**Request**
Compute the number of lines that include the string "чтение", then output that number and nothing else.
— start of Entries shown —
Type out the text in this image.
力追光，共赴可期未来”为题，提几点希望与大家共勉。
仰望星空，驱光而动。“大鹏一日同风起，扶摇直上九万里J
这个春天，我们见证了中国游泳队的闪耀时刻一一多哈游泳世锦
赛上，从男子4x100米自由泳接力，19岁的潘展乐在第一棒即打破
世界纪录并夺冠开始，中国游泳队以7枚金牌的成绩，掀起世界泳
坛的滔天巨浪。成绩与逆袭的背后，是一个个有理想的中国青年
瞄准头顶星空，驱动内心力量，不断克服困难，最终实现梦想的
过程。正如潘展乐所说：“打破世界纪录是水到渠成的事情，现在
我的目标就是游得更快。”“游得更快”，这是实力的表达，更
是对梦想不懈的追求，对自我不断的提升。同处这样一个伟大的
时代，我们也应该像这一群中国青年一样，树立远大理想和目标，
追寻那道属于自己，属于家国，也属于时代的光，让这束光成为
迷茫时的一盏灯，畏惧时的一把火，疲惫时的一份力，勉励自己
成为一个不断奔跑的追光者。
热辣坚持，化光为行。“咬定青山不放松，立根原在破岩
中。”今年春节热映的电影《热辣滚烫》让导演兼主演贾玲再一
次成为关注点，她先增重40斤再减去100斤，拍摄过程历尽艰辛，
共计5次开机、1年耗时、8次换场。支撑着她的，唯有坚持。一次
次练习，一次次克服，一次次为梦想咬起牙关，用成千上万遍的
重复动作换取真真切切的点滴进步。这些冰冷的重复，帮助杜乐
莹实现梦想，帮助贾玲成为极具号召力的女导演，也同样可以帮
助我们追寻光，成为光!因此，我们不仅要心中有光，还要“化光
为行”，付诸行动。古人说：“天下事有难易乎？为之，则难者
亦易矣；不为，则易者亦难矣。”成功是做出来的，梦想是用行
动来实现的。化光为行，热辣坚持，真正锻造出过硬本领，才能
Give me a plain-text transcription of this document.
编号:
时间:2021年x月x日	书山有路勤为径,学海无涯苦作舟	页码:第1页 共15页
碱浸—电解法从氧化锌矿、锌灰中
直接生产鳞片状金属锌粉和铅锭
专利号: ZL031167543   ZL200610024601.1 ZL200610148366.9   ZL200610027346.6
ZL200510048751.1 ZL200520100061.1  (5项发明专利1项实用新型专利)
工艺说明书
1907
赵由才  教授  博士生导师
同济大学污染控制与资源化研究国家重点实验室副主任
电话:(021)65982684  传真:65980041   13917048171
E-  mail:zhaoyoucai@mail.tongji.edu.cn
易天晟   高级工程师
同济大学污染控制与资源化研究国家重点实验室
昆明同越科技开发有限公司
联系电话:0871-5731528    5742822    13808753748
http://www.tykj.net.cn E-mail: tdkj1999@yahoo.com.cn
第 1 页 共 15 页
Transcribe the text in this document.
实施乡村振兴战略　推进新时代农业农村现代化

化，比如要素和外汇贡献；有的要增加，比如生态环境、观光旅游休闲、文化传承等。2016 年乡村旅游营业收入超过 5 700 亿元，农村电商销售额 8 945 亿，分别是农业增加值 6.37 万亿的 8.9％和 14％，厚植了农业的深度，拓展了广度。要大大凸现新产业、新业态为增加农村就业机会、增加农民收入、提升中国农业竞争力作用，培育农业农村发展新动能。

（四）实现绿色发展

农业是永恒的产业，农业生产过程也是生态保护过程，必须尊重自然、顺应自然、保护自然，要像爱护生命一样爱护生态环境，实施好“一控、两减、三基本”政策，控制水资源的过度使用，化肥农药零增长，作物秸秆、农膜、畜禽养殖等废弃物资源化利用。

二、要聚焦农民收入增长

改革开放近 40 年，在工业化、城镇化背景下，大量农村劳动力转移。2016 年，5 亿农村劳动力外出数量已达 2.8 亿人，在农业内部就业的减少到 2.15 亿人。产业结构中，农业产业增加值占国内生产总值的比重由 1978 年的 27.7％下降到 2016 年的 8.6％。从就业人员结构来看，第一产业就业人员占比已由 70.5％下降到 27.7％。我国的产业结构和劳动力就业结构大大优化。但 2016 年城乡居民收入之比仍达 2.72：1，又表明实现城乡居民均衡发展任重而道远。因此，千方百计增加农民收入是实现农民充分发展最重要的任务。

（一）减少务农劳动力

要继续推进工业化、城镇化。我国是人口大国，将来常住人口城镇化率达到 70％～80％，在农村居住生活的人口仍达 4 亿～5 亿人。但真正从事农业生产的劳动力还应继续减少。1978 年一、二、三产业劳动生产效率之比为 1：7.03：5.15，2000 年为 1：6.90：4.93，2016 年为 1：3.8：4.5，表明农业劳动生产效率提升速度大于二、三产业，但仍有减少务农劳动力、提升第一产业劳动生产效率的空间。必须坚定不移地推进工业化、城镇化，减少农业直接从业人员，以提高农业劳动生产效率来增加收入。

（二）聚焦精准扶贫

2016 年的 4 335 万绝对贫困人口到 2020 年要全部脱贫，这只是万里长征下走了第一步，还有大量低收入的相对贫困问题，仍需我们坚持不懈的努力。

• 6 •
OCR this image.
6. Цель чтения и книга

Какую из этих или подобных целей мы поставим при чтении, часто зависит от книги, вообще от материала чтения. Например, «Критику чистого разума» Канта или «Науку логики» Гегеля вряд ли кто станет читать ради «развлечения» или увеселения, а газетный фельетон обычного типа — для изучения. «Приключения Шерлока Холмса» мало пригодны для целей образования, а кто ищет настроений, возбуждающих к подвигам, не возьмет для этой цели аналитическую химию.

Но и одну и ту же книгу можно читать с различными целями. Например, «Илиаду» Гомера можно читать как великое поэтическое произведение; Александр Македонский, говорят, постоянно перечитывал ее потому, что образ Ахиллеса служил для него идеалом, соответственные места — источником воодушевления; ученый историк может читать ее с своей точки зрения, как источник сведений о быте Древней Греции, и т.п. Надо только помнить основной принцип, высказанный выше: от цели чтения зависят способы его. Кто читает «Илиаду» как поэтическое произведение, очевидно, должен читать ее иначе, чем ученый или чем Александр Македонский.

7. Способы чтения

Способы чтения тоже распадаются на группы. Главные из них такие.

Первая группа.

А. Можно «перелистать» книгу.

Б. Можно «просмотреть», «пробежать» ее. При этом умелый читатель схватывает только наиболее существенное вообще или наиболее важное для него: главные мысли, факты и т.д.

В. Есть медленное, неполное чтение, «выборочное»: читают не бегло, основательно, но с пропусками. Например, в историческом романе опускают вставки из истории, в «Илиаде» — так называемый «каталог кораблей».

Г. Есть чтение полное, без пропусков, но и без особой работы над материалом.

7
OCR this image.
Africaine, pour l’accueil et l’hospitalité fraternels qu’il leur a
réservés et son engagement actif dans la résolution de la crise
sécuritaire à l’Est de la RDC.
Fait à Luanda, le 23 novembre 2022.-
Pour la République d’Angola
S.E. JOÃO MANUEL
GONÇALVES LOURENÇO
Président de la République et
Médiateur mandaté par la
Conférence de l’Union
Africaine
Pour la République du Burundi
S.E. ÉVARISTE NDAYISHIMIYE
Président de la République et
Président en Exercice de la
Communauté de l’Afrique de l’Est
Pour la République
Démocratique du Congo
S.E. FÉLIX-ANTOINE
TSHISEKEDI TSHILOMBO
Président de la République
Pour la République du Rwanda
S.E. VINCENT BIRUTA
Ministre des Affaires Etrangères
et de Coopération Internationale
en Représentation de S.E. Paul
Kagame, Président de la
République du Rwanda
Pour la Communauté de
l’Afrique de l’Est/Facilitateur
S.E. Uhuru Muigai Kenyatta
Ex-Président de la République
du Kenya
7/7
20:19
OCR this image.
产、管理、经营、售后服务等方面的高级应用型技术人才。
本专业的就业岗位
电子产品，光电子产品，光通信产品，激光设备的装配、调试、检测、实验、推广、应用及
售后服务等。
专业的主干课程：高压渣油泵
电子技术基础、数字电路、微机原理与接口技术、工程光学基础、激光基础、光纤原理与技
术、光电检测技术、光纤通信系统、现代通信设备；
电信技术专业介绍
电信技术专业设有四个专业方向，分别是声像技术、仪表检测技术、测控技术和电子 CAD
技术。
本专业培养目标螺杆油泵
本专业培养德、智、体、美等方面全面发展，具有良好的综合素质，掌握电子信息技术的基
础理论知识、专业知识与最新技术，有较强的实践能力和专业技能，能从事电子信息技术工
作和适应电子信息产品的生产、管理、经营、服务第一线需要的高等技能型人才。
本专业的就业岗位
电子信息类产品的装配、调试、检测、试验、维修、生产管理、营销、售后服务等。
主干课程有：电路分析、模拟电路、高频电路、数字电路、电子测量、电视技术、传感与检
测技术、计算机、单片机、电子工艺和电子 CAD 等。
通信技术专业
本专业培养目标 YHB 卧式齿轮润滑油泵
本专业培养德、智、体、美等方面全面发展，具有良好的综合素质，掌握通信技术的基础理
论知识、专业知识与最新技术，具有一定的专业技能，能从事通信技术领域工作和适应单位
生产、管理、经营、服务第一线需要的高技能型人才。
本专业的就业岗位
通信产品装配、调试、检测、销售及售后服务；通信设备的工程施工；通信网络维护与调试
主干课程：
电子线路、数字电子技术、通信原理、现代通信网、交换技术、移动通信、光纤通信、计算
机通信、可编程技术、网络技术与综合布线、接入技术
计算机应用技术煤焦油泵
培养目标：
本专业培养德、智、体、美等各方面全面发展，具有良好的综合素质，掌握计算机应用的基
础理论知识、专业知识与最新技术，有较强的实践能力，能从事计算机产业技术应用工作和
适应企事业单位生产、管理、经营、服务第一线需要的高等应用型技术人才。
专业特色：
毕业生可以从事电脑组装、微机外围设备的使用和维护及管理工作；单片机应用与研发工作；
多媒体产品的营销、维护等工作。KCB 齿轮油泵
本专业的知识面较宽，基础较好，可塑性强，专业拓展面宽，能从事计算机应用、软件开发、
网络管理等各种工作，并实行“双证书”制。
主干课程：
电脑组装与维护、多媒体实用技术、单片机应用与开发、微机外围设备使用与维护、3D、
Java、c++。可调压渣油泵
— end of Entries shown —
**Response to this exercise**
2